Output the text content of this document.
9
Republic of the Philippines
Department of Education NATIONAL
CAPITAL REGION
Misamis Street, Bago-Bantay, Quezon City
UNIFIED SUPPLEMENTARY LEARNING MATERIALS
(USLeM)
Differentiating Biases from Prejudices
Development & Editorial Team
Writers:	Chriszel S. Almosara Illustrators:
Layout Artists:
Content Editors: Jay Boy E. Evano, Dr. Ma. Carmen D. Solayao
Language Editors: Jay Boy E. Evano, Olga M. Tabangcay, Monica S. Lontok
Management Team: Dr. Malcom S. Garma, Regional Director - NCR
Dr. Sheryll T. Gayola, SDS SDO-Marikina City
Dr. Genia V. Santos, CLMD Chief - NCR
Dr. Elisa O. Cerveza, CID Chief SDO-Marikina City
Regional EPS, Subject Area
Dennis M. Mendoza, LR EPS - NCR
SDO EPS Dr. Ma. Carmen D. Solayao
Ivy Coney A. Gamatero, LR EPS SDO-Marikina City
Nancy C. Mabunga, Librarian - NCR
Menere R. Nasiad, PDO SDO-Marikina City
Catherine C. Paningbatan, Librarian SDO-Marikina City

> GOAL:
Your task is to repeat every line exactly.

> RESPONSE TO THIS EXERCISE:
Output the text content of this document.
9
Republic of the Philippines
Department of Education NATIONAL
CAPITAL REGION
Misamis Street, Bago-Bantay, Quezon City
UNIFIED SUPPLEMENTARY LEARNING MATERIALS
(USLeM)
Differentiating Biases from Prejudices
Development & Editorial Team
Writers:	Chriszel S. Almosara Illustrators:
Layout Artists:
Content Editors: Jay Boy E. Evano, Dr. Ma. Carmen D. Solayao
Language Editors: Jay Boy E. Evano, Olga M. Tabangcay, Monica S. Lontok
Management Team: Dr. Malcom S. Garma, Regional Director - NCR
Dr. Sheryll T. Gayola, SDS SDO-Marikina City
Dr. Genia V. Santos, CLMD Chief - NCR
Dr. Elisa O. Cerveza, CID Chief SDO-Marikina City
Regional EPS, Subject Area
Dennis M. Mendoza, LR EPS - NCR
SDO EPS Dr. Ma. Carmen D. Solayao
Ivy Coney A. Gamatero, LR EPS SDO-Marikina City
Nancy C. Mabunga, Librarian - NCR
Menere R. Nasiad, PDO SDO-Marikina City
Catherine C. Paningbatan, Librarian SDO-Marikina City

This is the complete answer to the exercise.